>>>>
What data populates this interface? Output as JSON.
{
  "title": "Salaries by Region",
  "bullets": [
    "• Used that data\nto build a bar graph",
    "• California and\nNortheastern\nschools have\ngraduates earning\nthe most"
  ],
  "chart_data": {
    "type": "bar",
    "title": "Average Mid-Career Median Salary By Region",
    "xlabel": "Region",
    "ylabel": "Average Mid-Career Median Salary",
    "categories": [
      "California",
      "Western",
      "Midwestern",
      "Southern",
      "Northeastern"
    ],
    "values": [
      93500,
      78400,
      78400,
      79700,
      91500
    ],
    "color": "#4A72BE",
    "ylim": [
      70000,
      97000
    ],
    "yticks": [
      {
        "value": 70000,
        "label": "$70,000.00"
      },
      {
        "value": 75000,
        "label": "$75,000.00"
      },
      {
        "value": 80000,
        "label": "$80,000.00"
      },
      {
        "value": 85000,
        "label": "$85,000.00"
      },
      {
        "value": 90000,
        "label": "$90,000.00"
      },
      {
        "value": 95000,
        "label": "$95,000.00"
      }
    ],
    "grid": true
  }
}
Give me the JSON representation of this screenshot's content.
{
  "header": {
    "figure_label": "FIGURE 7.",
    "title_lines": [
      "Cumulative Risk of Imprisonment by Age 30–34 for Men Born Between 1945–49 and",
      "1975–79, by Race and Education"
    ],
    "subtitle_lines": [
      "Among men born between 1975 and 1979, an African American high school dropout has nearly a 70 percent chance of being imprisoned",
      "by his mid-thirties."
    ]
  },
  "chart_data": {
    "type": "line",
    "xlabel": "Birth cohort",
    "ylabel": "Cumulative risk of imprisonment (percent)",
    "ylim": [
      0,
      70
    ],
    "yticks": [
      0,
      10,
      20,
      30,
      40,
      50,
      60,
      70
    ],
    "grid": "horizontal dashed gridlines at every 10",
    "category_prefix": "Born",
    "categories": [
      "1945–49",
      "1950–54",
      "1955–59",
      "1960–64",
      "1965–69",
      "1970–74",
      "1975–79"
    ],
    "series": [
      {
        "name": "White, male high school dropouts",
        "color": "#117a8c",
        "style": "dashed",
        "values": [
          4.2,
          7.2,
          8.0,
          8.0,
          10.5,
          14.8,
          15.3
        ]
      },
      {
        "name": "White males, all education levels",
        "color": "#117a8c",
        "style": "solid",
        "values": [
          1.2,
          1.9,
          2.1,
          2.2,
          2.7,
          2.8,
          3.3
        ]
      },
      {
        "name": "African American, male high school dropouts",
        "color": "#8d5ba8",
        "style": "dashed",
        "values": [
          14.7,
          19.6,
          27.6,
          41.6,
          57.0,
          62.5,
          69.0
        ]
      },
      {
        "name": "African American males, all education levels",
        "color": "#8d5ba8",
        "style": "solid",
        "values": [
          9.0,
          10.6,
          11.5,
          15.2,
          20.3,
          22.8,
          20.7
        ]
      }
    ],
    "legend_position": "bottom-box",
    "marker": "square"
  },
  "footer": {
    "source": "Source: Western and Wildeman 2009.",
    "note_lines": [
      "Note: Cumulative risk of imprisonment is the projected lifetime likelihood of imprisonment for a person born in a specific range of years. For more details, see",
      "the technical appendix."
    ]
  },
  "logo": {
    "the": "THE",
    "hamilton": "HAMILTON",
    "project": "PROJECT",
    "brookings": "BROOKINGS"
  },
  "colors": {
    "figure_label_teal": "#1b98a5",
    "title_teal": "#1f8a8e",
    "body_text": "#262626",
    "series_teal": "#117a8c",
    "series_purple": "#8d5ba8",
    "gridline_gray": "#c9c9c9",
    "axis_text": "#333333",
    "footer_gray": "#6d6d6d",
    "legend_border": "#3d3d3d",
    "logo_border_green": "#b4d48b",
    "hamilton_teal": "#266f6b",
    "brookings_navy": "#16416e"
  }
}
<<<<
Exercise brief
Pull out each line of the listing that holds the string "American".

Finished task
      "Among men born between 1975 and 1979, an African American high school dropout has nearly a 70 percent chance of being imprisoned",
        "name": "African American, male high school dropouts",
        "name": "African American males, all education levels",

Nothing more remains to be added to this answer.